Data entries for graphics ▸
□ □ □ □ □
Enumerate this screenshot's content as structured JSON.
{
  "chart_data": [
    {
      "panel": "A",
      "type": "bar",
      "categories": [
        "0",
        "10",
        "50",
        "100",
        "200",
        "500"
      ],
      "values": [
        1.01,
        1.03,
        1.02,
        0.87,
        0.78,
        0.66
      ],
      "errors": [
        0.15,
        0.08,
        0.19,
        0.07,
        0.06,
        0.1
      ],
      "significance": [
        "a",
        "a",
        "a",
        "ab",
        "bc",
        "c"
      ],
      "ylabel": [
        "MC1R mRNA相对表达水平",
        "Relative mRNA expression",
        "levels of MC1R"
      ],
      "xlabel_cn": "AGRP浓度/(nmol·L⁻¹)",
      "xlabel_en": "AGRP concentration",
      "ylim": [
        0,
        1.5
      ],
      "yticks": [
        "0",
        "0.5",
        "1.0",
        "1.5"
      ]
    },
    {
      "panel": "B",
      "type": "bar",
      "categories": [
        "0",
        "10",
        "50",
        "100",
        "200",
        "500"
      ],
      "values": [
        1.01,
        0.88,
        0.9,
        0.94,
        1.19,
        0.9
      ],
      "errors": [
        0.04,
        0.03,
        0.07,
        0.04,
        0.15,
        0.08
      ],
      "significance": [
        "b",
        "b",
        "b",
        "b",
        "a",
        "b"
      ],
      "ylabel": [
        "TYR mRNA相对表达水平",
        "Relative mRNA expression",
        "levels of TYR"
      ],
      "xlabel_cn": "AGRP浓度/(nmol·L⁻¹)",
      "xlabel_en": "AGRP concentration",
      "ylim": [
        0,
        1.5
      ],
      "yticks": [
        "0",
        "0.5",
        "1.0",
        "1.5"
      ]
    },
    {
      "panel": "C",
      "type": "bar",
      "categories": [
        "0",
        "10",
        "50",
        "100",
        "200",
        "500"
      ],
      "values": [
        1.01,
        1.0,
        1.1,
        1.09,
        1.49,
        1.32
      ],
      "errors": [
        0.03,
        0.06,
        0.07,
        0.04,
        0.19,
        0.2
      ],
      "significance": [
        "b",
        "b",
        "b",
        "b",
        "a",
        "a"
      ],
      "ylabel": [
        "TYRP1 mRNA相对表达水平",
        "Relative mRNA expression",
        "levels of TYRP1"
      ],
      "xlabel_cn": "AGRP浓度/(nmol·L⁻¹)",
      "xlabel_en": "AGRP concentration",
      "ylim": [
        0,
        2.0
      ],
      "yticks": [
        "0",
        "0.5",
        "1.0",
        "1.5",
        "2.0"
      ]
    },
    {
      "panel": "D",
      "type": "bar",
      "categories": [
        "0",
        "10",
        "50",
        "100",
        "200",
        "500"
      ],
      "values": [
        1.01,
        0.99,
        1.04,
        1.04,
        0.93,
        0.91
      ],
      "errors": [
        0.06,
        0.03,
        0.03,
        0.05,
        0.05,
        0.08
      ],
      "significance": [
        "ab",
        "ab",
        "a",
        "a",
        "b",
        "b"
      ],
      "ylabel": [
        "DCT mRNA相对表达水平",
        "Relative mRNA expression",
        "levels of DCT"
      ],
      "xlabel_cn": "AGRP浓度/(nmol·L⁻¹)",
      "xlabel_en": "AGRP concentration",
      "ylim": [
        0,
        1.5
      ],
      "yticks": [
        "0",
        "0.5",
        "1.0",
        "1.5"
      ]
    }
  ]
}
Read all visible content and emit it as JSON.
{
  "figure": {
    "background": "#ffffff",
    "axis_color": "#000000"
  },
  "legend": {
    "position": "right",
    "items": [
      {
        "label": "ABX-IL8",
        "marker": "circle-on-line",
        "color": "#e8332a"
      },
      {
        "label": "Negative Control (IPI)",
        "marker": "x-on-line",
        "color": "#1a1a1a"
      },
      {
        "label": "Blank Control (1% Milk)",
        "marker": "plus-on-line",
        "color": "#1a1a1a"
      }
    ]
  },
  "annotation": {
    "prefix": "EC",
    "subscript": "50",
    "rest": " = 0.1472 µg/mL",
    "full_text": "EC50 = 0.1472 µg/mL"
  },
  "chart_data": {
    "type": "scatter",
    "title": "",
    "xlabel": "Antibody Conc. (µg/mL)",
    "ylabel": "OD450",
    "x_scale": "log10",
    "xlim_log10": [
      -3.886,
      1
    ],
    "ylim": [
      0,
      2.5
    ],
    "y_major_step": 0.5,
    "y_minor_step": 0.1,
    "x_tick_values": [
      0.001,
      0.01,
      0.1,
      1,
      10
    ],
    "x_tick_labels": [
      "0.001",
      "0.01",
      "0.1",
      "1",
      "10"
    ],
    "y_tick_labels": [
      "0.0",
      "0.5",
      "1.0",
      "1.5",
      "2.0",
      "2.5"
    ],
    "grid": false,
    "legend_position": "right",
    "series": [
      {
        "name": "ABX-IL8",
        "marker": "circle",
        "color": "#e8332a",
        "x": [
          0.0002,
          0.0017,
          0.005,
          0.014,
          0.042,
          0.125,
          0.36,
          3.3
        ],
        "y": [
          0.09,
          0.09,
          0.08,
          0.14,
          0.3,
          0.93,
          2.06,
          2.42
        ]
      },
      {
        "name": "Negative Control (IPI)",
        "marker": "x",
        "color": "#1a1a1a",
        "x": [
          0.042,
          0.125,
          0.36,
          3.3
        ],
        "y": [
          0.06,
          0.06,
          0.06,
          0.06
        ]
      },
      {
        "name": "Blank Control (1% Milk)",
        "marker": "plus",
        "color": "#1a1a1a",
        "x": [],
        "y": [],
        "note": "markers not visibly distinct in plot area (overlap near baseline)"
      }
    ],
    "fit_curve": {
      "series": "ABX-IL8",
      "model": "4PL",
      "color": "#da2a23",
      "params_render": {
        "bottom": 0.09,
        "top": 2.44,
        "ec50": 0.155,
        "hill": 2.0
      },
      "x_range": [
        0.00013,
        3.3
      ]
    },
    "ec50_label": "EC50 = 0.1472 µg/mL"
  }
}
□ □ □ □ □
With every line kept whole, write out the records again exactly.

Enumerate this screenshot's content as structured JSON.
{
  "chart_data": [
    {
      "panel": "A",
      "type": "bar",
      "categories": [
        "0",
        "10",
        "50",
        "100",
        "200",
        "500"
      ],
      "values": [
        1.01,
        1.03,
        1.02,
        0.87,
        0.78,
        0.66
      ],
      "errors": [
        0.15,
        0.08,
        0.19,
        0.07,
        0.06,
        0.1
      ],
      "significance": [
        "a",
        "a",
        "a",
        "ab",
        "bc",
        "c"
      ],
      "ylabel": [
        "MC1R mRNA相对表达水平",
        "Relative mRNA expression",
        "levels of MC1R"
      ],
      "xlabel_cn": "AGRP浓度/(nmol·L⁻¹)",
      "xlabel_en": "AGRP concentration",
      "ylim": [
        0,
        1.5
      ],
      "yticks": [
        "0",
        "0.5",
        "1.0",
        "1.5"
      ]
    },
    {
      "panel": "B",
      "type": "bar",
      "categories": [
        "0",
        "10",
        "50",
        "100",
        "200",
        "500"
      ],
      "values": [
        1.01,
        0.88,
        0.9,
        0.94,
        1.19,
        0.9
      ],
      "errors": [
        0.04,
        0.03,
        0.07,
        0.04,
        0.15,
        0.08
      ],
      "significance": [
        "b",
        "b",
        "b",
        "b",
        "a",
        "b"
      ],
      "ylabel": [
        "TYR mRNA相对表达水平",
        "Relative mRNA expression",
        "levels of TYR"
      ],
      "xlabel_cn": "AGRP浓度/(nmol·L⁻¹)",
      "xlabel_en": "AGRP concentration",
      "ylim": [
        0,
        1.5
      ],
      "yticks": [
        "0",
        "0.5",
        "1.0",
        "1.5"
      ]
    },
    {
      "panel": "C",
      "type": "bar",
      "categories": [
        "0",
        "10",
        "50",
        "100",
        "200",
        "500"
      ],
      "values": [
        1.01,
        1.0,
        1.1,
        1.09,
        1.49,
        1.32
      ],
      "errors": [
        0.03,
        0.06,
        0.07,
        0.04,
        0.19,
        0.2
      ],
      "significance": [
        "b",
        "b",
        "b",
        "b",
        "a",
        "a"
      ],
      "ylabel": [
        "TYRP1 mRNA相对表达水平",
        "Relative mRNA expression",
        "levels of TYRP1"
      ],
      "xlabel_cn": "AGRP浓度/(nmol·L⁻¹)",
      "xlabel_en": "AGRP concentration",
      "ylim": [
        0,
        2.0
      ],
      "yticks": [
        "0",
        "0.5",
        "1.0",
        "1.5",
        "2.0"
      ]
    },
    {
      "panel": "D",
      "type": "bar",
      "categories": [
        "0",
        "10",
        "50",
        "100",
        "200",
        "500"
      ],
      "values": [
        1.01,
        0.99,
        1.04,
        1.04,
        0.93,
        0.91
      ],
      "errors": [
        0.06,
        0.03,
        0.03,
        0.05,
        0.05,
        0.08
      ],
      "significance": [
        "ab",
        "ab",
        "a",
        "a",
        "b",
        "b"
      ],
      "ylabel": [
        "DCT mRNA相对表达水平",
        "Relative mRNA expression",
        "levels of DCT"
      ],
      "xlabel_cn": "AGRP浓度/(nmol·L⁻¹)",
      "xlabel_en": "AGRP concentration",
      "ylim": [
        0,
        1.5
      ],
      "yticks": [
        "0",
        "0.5",
        "1.0",
        "1.5"
      ]
    }
  ]
}
Read all visible content and emit it as JSON.
{
  "figure": {
    "background": "#ffffff",
    "axis_color": "#000000"
  },
  "legend": {
    "position": "right",
    "items": [
      {
        "label": "ABX-IL8",
        "marker": "circle-on-line",
        "color": "#e8332a"
      },
      {
        "label": "Negative Control (IPI)",
        "marker": "x-on-line",
        "color": "#1a1a1a"
      },
      {
        "label": "Blank Control (1% Milk)",
        "marker": "plus-on-line",
        "color": "#1a1a1a"
      }
    ]
  },
  "annotation": {
    "prefix": "EC",
    "subscript": "50",
    "rest": " = 0.1472 µg/mL",
    "full_text": "EC50 = 0.1472 µg/mL"
  },
  "chart_data": {
    "type": "scatter",
    "title": "",
    "xlabel": "Antibody Conc. (µg/mL)",
    "ylabel": "OD450",
    "x_scale": "log10",
    "xlim_log10": [
      -3.886,
      1
    ],
    "ylim": [
      0,
      2.5
    ],
    "y_major_step": 0.5,
    "y_minor_step": 0.1,
    "x_tick_values": [
      0.001,
      0.01,
      0.1,
      1,
      10
    ],
    "x_tick_labels": [
      "0.001",
      "0.01",
      "0.1",
      "1",
      "10"
    ],
    "y_tick_labels": [
      "0.0",
      "0.5",
      "1.0",
      "1.5",
      "2.0",
      "2.5"
    ],
    "grid": false,
    "legend_position": "right",
    "series": [
      {
        "name": "ABX-IL8",
        "marker": "circle",
        "color": "#e8332a",
        "x": [
          0.0002,
          0.0017,
          0.005,
          0.014,
          0.042,
          0.125,
          0.36,
          3.3
        ],
        "y": [
          0.09,
          0.09,
          0.08,
          0.14,
          0.3,
          0.93,
          2.06,
          2.42
        ]
      },
      {
        "name": "Negative Control (IPI)",
        "marker": "x",
        "color": "#1a1a1a",
        "x": [
          0.042,
          0.125,
          0.36,
          3.3
        ],
        "y": [
          0.06,
          0.06,
          0.06,
          0.06
        ]
      },
      {
        "name": "Blank Control (1% Milk)",
        "marker": "plus",
        "color": "#1a1a1a",
        "x": [],
        "y": [],
        "note": "markers not visibly distinct in plot area (overlap near baseline)"
      }
    ],
    "fit_curve": {
      "series": "ABX-IL8",
      "model": "4PL",
      "color": "#da2a23",
      "params_render": {
        "bottom": 0.09,
        "top": 2.44,
        "ec50": 0.155,
        "hill": 2.0
      },
      "x_range": [
        0.00013,
        3.3
      ]
    },
    "ec50_label": "EC50 = 0.1472 µg/mL"
  }
}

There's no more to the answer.